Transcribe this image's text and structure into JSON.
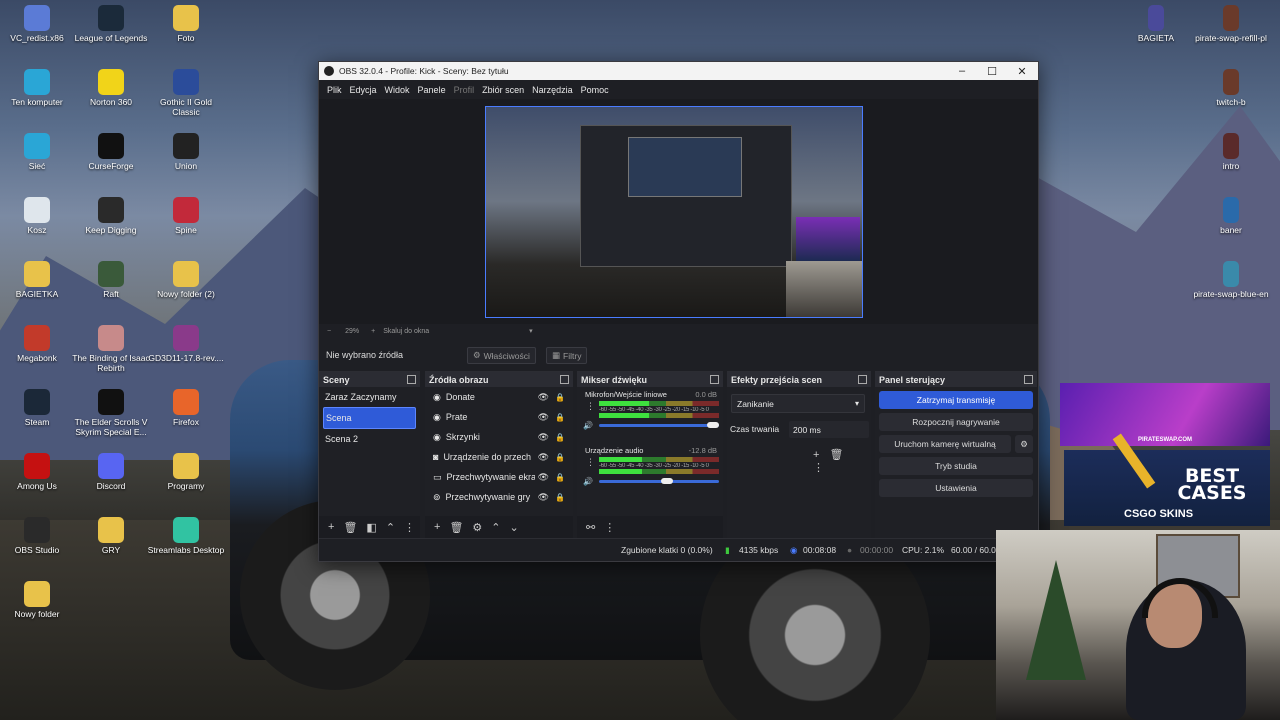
{
  "desktop_icons_left": [
    {
      "label": "VC_redist.x86",
      "icon": "installer-icon",
      "color": "#5b7bd6"
    },
    {
      "label": "League of Legends",
      "icon": "lol-icon",
      "color": "#1b2a3a"
    },
    {
      "label": "Foto",
      "icon": "folder-icon",
      "color": "#e8c24a"
    },
    {
      "label": "Ten komputer",
      "icon": "computer-icon",
      "color": "#2aa6d6"
    },
    {
      "label": "Norton 360",
      "icon": "norton-icon",
      "color": "#f1d419"
    },
    {
      "label": "Gothic II Gold Classic",
      "icon": "gothic-icon",
      "color": "#2b4c9a"
    },
    {
      "label": "Sieć",
      "icon": "network-icon",
      "color": "#2aa6d6"
    },
    {
      "label": "CurseForge",
      "icon": "curseforge-icon",
      "color": "#111111"
    },
    {
      "label": "Union",
      "icon": "union-icon",
      "color": "#222222"
    },
    {
      "label": "Kosz",
      "icon": "recycle-bin-icon",
      "color": "#dfe6ec"
    },
    {
      "label": "Keep Digging",
      "icon": "pickaxe-icon",
      "color": "#2a2a2a"
    },
    {
      "label": "Spine",
      "icon": "spine-icon",
      "color": "#c2293a"
    },
    {
      "label": "BAGIETKA",
      "icon": "folder-icon",
      "color": "#e8c24a"
    },
    {
      "label": "Raft",
      "icon": "raft-icon",
      "color": "#3a5a3a"
    },
    {
      "label": "Nowy folder (2)",
      "icon": "folder-icon",
      "color": "#e8c24a"
    },
    {
      "label": "Megabonk",
      "icon": "megabonk-icon",
      "color": "#c23a2a"
    },
    {
      "label": "The Binding of Isaac Rebirth",
      "icon": "isaac-icon",
      "color": "#c78a8a"
    },
    {
      "label": "GD3D11-17.8-rev....",
      "icon": "archive-icon",
      "color": "#8a3a8a"
    },
    {
      "label": "Steam",
      "icon": "steam-icon",
      "color": "#1b2838"
    },
    {
      "label": "The Elder Scrolls V Skyrim Special E...",
      "icon": "skyrim-icon",
      "color": "#111111"
    },
    {
      "label": "Firefox",
      "icon": "firefox-icon",
      "color": "#e8652a"
    },
    {
      "label": "Among Us",
      "icon": "among-us-icon",
      "color": "#c51111"
    },
    {
      "label": "Discord",
      "icon": "discord-icon",
      "color": "#5865f2"
    },
    {
      "label": "Programy",
      "icon": "folder-icon",
      "color": "#e8c24a"
    },
    {
      "label": "OBS Studio",
      "icon": "obs-icon",
      "color": "#2a2a2a"
    },
    {
      "label": "GRY",
      "icon": "folder-icon",
      "color": "#e8c24a"
    },
    {
      "label": "Streamlabs Desktop",
      "icon": "streamlabs-icon",
      "color": "#31c3a2"
    },
    {
      "label": "Nowy folder",
      "icon": "folder-icon",
      "color": "#e8c24a"
    }
  ],
  "desktop_icons_right": [
    {
      "label": "BAGIETA",
      "icon": "file-icon",
      "color": "#4a4a9a"
    },
    {
      "label": "pirate-swap-refill-pl",
      "icon": "file-icon",
      "color": "#6a3a2a"
    },
    {
      "label": "twitch-b",
      "icon": "file-icon",
      "color": "#6a3a2a"
    },
    {
      "label": "intro",
      "icon": "file-icon",
      "color": "#5a2a2a"
    },
    {
      "label": "baner",
      "icon": "file-icon",
      "color": "#2a6aaa"
    },
    {
      "label": "pirate-swap-blue-en",
      "icon": "file-icon",
      "color": "#3a8aaa"
    }
  ],
  "obs": {
    "title": "OBS 32.0.4 - Profile: Kick - Sceny: Bez tytułu",
    "menu": [
      "Plik",
      "Edycja",
      "Widok",
      "Panele",
      "Profil",
      "Zbiór scen",
      "Narzędzia",
      "Pomoc"
    ],
    "menu_disabled_index": 4,
    "zoom_minus": "−",
    "zoom_level": "29%",
    "zoom_plus": "+",
    "zoom_mode": "Skaluj do okna",
    "no_source": "Nie wybrano źródła",
    "properties_btn": "Właściwości",
    "filters_btn": "Filtry",
    "docks": {
      "scenes": {
        "title": "Sceny",
        "items": [
          "Zaraz Zaczynamy",
          "Scena",
          "Scena 2"
        ],
        "selected": 1
      },
      "sources": {
        "title": "Źródła obrazu",
        "items": [
          "Donate",
          "Prate",
          "Skrzynki",
          "Urządzenie do przechwytywania",
          "Przechwytywanie ekranu",
          "Przechwytywanie gry"
        ]
      },
      "mixer": {
        "title": "Mikser dźwięku",
        "channels": [
          {
            "name": "Mikrofon/Wejście liniowe",
            "db": "0.0 dB",
            "level": 0.42,
            "volume": 1.0
          },
          {
            "name": "Urządzenie audio",
            "db": "-12.8 dB",
            "level": 0.36,
            "volume": 0.62
          }
        ],
        "ticks": "-60 -55 -50 -45 -40 -35 -30 -25 -20 -15 -10 -5 0"
      },
      "transitions": {
        "title": "Efekty przejścia scen",
        "selected": "Zanikanie",
        "duration_label": "Czas trwania",
        "duration_value": "200 ms"
      },
      "controls": {
        "title": "Panel sterujący",
        "buttons": [
          "Zatrzymaj transmisję",
          "Rozpocznij nagrywanie",
          "Uruchom kamerę wirtualną",
          "Tryb studia",
          "Ustawienia"
        ]
      }
    },
    "status": {
      "dropped_frames": "Zgubione klatki 0 (0.0%)",
      "bitrate": "4135 kbps",
      "stream_time": "00:08:08",
      "rec_time": "00:00:00",
      "cpu": "CPU: 2.1%",
      "fps": "60.00 / 60.00 FPS"
    }
  },
  "ad": {
    "brand_top": "PIRATESWAP.COM",
    "best_cases": "BEST CASES",
    "skins": "CSGO SKINS"
  }
}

§ The request: Omit every image. Quote each record exactly.

§ Expected output:
Transcribe this image's text and structure into JSON.
{
  "desktop_icons_left": [
    {
      "label": "VC_redist.x86",
      "icon": "installer-icon",
      "color": "#5b7bd6"
    },
    {
      "label": "League of Legends",
      "icon": "lol-icon",
      "color": "#1b2a3a"
    },
    {
      "label": "Foto",
      "icon": "folder-icon",
      "color": "#e8c24a"
    },
    {
      "label": "Ten komputer",
      "icon": "computer-icon",
      "color": "#2aa6d6"
    },
    {
      "label": "Norton 360",
      "icon": "norton-icon",
      "color": "#f1d419"
    },
    {
      "label": "Gothic II Gold Classic",
      "icon": "gothic-icon",
      "color": "#2b4c9a"
    },
    {
      "label": "Sieć",
      "icon": "network-icon",
      "color": "#2aa6d6"
    },
    {
      "label": "CurseForge",
      "icon": "curseforge-icon",
      "color": "#111111"
    },
    {
      "label": "Union",
      "icon": "union-icon",
      "color": "#222222"
    },
    {
      "label": "Kosz",
      "icon": "recycle-bin-icon",
      "color": "#dfe6ec"
    },
    {
      "label": "Keep Digging",
      "icon": "pickaxe-icon",
      "color": "#2a2a2a"
    },
    {
      "label": "Spine",
      "icon": "spine-icon",
      "color": "#c2293a"
    },
    {
      "label": "BAGIETKA",
      "icon": "folder-icon",
      "color": "#e8c24a"
    },
    {
      "label": "Raft",
      "icon": "raft-icon",
      "color": "#3a5a3a"
    },
    {
      "label": "Nowy folder (2)",
      "icon": "folder-icon",
      "color": "#e8c24a"
    },
    {
      "label": "Megabonk",
      "icon": "megabonk-icon",
      "color": "#c23a2a"
    },
    {
      "label": "The Binding of Isaac Rebirth",
      "icon": "isaac-icon",
      "color": "#c78a8a"
    },
    {
      "label": "GD3D11-17.8-rev....",
      "icon": "archive-icon",
      "color": "#8a3a8a"
    },
    {
      "label": "Steam",
      "icon": "steam-icon",
      "color": "#1b2838"
    },
    {
      "label": "The Elder Scrolls V Skyrim Special E...",
      "icon": "skyrim-icon",
      "color": "#111111"
    },
    {
      "label": "Firefox",
      "icon": "firefox-icon",
      "color": "#e8652a"
    },
    {
      "label": "Among Us",
      "icon": "among-us-icon",
      "color": "#c51111"
    },
    {
      "label": "Discord",
      "icon": "discord-icon",
      "color": "#5865f2"
    },
    {
      "label": "Programy",
      "icon": "folder-icon",
      "color": "#e8c24a"
    },
    {
      "label": "OBS Studio",
      "icon": "obs-icon",
      "color": "#2a2a2a"
    },
    {
      "label": "GRY",
      "icon": "folder-icon",
      "color": "#e8c24a"
    },
    {
      "label": "Streamlabs Desktop",
      "icon": "streamlabs-icon",
      "color": "#31c3a2"
    },
    {
      "label": "Nowy folder",
      "icon": "folder-icon",
      "color": "#e8c24a"
    }
  ],
  "desktop_icons_right": [
    {
      "label": "BAGIETA",
      "icon": "file-icon",
      "color": "#4a4a9a"
    },
    {
      "label": "pirate-swap-refill-pl",
      "icon": "file-icon",
      "color": "#6a3a2a"
    },
    {
      "label": "twitch-b",
      "icon": "file-icon",
      "color": "#6a3a2a"
    },
    {
      "label": "intro",
      "icon": "file-icon",
      "color": "#5a2a2a"
    },
    {
      "label": "baner",
      "icon": "file-icon",
      "color": "#2a6aaa"
    },
    {
      "label": "pirate-swap-blue-en",
      "icon": "file-icon",
      "color": "#3a8aaa"
    }
  ],
  "obs": {
    "title": "OBS 32.0.4 - Profile: Kick - Sceny: Bez tytułu",
    "menu": [
      "Plik",
      "Edycja",
      "Widok",
      "Panele",
      "Profil",
      "Zbiór scen",
      "Narzędzia",
      "Pomoc"
    ],
    "menu_disabled_index": 4,
    "zoom_minus": "−",
    "zoom_level": "29%",
    "zoom_plus": "+",
    "zoom_mode": "Skaluj do okna",
    "no_source": "Nie wybrano źródła",
    "properties_btn": "Właściwości",
    "filters_btn": "Filtry",
    "docks": {
      "scenes": {
        "title": "Sceny",
        "items": [
          "Zaraz Zaczynamy",
          "Scena",
          "Scena 2"
        ],
        "selected": 1
      },
      "sources": {
        "title": "Źródła obrazu",
        "items": [
          "Donate",
          "Prate",
          "Skrzynki",
          "Urządzenie do przechwytywania",
          "Przechwytywanie ekranu",
          "Przechwytywanie gry"
        ]
      },
      "mixer": {
        "title": "Mikser dźwięku",
        "channels": [
          {
            "name": "Mikrofon/Wejście liniowe",
            "db": "0.0 dB",
            "level": 0.42,
            "volume": 1.0
          },
          {
            "name": "Urządzenie audio",
            "db": "-12.8 dB",
            "level": 0.36,
            "volume": 0.62
          }
        ],
        "ticks": "-60 -55 -50 -45 -40 -35 -30 -25 -20 -15 -10 -5 0"
      },
      "transitions": {
        "title": "Efekty przejścia scen",
        "selected": "Zanikanie",
        "duration_label": "Czas trwania",
        "duration_value": "200 ms"
      },
      "controls": {
        "title": "Panel sterujący",
        "buttons": [
          "Zatrzymaj transmisję",
          "Rozpocznij nagrywanie",
          "Uruchom kamerę wirtualną",
          "Tryb studia",
          "Ustawienia"
        ]
      }
    },
    "status": {
      "dropped_frames": "Zgubione klatki 0 (0.0%)",
      "bitrate": "4135 kbps",
      "stream_time": "00:08:08",
      "rec_time": "00:00:00",
      "cpu": "CPU: 2.1%",
      "fps": "60.00 / 60.00 FPS"
    }
  },
  "ad": {
    "brand_top": "PIRATESWAP.COM",
    "best_cases": "BEST CASES",
    "skins": "CSGO SKINS"
  }
}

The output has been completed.